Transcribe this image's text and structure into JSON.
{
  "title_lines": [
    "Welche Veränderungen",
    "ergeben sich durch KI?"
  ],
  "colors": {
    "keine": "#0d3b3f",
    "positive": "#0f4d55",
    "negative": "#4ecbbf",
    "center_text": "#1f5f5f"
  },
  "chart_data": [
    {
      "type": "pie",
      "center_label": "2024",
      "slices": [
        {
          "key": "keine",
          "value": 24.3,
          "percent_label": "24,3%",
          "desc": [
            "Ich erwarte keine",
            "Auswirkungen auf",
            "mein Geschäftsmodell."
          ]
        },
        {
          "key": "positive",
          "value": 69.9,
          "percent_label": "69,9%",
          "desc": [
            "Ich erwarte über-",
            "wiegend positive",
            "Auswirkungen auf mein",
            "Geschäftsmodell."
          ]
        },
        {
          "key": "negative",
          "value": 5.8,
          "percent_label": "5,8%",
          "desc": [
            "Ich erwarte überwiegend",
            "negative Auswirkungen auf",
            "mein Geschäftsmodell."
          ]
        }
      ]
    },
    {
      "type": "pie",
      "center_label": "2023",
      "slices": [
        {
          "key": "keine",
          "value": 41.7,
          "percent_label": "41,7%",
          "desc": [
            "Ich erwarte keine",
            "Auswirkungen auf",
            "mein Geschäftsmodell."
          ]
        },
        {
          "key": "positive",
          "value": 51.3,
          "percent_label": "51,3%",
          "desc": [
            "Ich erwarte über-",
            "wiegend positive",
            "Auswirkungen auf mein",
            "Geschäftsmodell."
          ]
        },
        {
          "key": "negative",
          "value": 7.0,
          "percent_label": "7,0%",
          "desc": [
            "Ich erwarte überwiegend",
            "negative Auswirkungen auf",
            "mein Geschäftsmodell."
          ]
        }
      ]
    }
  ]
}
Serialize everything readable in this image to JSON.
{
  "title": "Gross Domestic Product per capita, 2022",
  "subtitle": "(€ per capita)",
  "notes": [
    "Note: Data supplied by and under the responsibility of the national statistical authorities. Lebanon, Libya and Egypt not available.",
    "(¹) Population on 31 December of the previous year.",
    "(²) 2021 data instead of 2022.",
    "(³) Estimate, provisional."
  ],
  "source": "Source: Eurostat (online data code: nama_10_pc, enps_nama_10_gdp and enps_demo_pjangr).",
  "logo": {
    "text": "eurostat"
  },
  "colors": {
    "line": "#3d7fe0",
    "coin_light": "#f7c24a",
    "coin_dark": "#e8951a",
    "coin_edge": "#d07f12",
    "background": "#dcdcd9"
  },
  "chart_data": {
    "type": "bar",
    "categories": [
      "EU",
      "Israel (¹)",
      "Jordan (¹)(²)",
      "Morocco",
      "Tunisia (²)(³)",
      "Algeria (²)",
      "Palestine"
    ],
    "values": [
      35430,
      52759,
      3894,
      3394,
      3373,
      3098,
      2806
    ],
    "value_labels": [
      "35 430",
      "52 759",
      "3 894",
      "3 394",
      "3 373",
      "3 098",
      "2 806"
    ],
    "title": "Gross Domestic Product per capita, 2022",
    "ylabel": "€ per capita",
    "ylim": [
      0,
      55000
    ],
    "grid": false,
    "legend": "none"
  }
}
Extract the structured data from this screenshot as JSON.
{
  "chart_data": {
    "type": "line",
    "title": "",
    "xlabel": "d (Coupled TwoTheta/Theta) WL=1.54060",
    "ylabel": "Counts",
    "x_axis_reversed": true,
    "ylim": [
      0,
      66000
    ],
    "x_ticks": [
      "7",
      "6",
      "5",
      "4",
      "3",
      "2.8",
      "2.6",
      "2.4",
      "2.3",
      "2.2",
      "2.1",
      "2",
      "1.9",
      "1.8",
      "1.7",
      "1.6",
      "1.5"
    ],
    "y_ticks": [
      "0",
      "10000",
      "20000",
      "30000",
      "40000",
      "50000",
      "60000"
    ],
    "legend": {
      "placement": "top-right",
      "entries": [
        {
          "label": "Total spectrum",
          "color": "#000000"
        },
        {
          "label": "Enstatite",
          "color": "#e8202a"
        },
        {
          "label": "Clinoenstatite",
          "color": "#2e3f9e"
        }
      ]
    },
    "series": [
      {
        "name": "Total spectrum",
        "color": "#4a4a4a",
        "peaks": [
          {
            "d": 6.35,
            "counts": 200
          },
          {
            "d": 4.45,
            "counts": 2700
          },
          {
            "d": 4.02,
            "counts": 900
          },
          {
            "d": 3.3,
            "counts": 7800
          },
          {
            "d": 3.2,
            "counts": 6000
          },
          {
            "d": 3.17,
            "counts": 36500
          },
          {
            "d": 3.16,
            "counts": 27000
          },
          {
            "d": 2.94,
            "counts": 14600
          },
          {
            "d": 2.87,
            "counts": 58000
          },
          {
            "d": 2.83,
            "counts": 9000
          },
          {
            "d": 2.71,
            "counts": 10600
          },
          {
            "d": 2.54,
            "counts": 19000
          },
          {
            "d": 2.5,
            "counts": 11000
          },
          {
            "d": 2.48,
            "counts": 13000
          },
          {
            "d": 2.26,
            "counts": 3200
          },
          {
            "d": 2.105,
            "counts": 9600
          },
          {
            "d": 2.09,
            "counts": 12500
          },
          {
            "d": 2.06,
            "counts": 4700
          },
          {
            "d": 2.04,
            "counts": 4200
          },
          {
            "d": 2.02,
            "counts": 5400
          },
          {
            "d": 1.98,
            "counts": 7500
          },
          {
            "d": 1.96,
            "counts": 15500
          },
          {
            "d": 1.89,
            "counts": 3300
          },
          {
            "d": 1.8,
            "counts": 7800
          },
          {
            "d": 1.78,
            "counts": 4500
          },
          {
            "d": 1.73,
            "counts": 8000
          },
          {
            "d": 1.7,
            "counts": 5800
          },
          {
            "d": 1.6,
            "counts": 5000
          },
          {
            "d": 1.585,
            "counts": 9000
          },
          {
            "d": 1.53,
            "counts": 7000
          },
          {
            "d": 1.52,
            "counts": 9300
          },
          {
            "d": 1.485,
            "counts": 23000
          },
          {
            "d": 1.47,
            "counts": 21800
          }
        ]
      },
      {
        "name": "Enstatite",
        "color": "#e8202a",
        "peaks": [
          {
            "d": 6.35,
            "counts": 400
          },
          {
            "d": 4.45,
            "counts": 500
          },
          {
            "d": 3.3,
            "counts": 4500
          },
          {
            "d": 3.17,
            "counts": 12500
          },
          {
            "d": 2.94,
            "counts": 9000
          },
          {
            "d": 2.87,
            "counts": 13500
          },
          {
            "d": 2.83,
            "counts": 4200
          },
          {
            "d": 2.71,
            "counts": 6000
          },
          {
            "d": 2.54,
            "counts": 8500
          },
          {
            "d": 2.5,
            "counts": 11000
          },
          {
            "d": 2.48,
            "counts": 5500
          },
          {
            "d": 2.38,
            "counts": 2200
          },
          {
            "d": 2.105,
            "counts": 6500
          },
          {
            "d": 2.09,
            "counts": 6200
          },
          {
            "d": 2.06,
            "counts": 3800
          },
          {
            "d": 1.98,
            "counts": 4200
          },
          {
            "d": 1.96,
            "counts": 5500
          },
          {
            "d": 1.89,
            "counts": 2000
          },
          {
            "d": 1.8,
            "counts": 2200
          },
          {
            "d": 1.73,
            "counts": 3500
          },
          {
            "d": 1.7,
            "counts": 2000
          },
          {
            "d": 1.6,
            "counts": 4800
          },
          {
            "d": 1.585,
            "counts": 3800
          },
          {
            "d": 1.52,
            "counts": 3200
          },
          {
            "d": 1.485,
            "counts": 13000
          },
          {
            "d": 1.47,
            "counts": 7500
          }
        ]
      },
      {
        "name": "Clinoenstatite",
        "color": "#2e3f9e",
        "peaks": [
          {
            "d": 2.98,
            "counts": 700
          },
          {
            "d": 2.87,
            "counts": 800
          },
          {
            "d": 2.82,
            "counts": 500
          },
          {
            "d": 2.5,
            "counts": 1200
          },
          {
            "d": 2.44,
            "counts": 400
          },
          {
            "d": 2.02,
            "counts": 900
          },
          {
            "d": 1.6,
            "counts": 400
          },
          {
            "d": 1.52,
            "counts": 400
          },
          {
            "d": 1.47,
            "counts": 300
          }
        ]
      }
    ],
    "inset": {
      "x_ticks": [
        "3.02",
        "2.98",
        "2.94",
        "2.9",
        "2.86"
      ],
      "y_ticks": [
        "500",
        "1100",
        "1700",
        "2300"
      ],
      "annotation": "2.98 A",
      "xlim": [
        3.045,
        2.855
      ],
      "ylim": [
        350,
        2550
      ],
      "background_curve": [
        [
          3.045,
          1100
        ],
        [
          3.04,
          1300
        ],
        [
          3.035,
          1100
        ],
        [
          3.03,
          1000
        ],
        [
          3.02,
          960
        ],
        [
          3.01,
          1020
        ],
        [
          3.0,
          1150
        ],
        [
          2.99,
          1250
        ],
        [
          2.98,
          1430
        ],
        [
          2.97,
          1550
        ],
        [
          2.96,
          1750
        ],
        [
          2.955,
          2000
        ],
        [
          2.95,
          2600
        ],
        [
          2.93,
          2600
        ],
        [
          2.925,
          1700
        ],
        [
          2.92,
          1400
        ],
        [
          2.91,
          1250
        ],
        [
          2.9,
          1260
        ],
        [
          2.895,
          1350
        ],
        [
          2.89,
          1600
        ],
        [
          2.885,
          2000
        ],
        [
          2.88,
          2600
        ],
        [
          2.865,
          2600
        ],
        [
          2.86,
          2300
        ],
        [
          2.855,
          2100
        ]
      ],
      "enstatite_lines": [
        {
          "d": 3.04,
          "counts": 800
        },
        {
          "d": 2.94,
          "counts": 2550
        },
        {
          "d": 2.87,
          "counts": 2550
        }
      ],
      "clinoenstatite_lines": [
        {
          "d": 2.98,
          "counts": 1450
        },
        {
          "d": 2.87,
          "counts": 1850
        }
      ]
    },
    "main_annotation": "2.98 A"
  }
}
===
**TASK TO COMPLETE**
Which lines contain "Product"? Copy each of them.

**EXERCISE RESULT**
  "title": "Gross Domestic Product per capita, 2022",
    "title": "Gross Domestic Product per capita, 2022",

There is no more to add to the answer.